Work instructions:
Output every line of the material exactly, omitting images.

Information shown:
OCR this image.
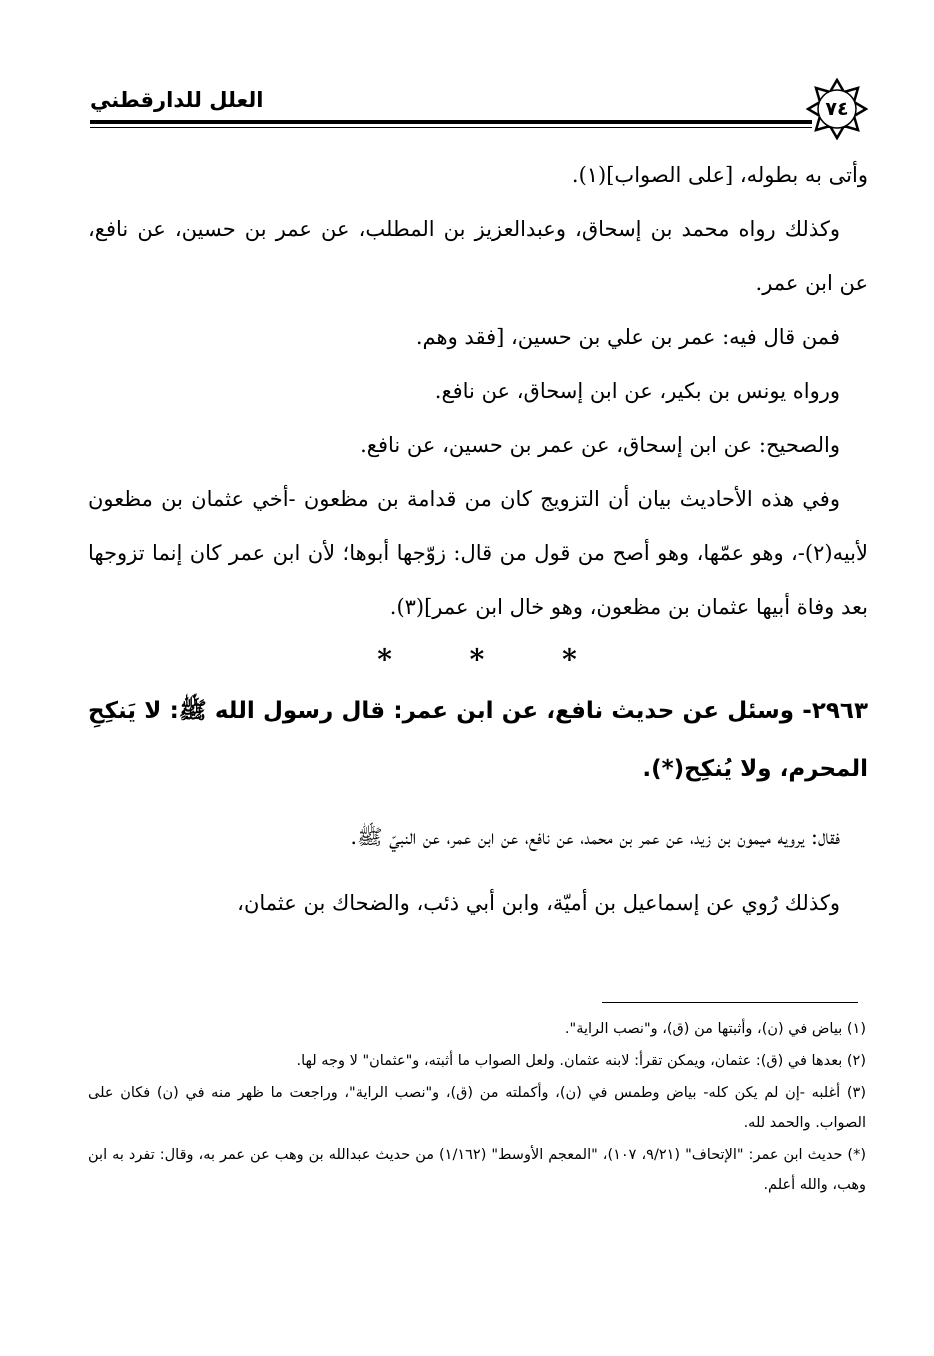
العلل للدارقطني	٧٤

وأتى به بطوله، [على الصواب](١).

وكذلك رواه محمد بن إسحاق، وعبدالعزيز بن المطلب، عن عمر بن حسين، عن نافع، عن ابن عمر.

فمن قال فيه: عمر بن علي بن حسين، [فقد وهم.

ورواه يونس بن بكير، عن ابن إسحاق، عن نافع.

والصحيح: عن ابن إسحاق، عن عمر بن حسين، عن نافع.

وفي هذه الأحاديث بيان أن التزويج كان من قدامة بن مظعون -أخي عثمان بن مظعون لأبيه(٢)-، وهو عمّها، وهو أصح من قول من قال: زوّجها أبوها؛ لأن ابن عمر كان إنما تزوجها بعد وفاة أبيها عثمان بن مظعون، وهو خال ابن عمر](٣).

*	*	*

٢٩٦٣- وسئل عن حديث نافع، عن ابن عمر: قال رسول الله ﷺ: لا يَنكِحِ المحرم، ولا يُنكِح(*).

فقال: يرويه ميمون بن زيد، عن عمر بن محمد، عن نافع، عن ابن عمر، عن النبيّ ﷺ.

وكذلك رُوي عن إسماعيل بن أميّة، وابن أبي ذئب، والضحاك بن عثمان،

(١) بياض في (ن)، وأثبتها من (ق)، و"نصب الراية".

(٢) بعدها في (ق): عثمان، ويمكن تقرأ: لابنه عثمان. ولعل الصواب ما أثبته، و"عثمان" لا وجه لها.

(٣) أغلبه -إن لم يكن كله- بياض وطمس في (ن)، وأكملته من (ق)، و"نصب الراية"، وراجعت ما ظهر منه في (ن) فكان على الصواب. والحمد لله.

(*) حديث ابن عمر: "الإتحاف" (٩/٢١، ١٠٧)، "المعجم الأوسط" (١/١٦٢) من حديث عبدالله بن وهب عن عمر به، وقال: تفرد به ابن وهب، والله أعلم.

Written solution:
OCR this image.
العلل للدارقطني	٧٤

وأتى به بطوله، [على الصواب](١).

وكذلك رواه محمد بن إسحاق، وعبدالعزيز بن المطلب، عن عمر بن حسين، عن نافع، عن ابن عمر.

فمن قال فيه: عمر بن علي بن حسين، [فقد وهم.

ورواه يونس بن بكير، عن ابن إسحاق، عن نافع.

والصحيح: عن ابن إسحاق، عن عمر بن حسين، عن نافع.

وفي هذه الأحاديث بيان أن التزويج كان من قدامة بن مظعون -أخي عثمان بن مظعون لأبيه(٢)-، وهو عمّها، وهو أصح من قول من قال: زوّجها أبوها؛ لأن ابن عمر كان إنما تزوجها بعد وفاة أبيها عثمان بن مظعون، وهو خال ابن عمر](٣).

*	*	*

٢٩٦٣- وسئل عن حديث نافع، عن ابن عمر: قال رسول الله ﷺ: لا يَنكِحِ المحرم، ولا يُنكِح(*).

فقال: يرويه ميمون بن زيد، عن عمر بن محمد، عن نافع، عن ابن عمر، عن النبيّ ﷺ.

وكذلك رُوي عن إسماعيل بن أميّة، وابن أبي ذئب، والضحاك بن عثمان،

(١) بياض في (ن)، وأثبتها من (ق)، و"نصب الراية".

(٢) بعدها في (ق): عثمان، ويمكن تقرأ: لابنه عثمان. ولعل الصواب ما أثبته، و"عثمان" لا وجه لها.

(٣) أغلبه -إن لم يكن كله- بياض وطمس في (ن)، وأكملته من (ق)، و"نصب الراية"، وراجعت ما ظهر منه في (ن) فكان على الصواب. والحمد لله.

(*) حديث ابن عمر: "الإتحاف" (٩/٢١، ١٠٧)، "المعجم الأوسط" (١/١٦٢) من حديث عبدالله بن وهب عن عمر به، وقال: تفرد به ابن وهب، والله أعلم.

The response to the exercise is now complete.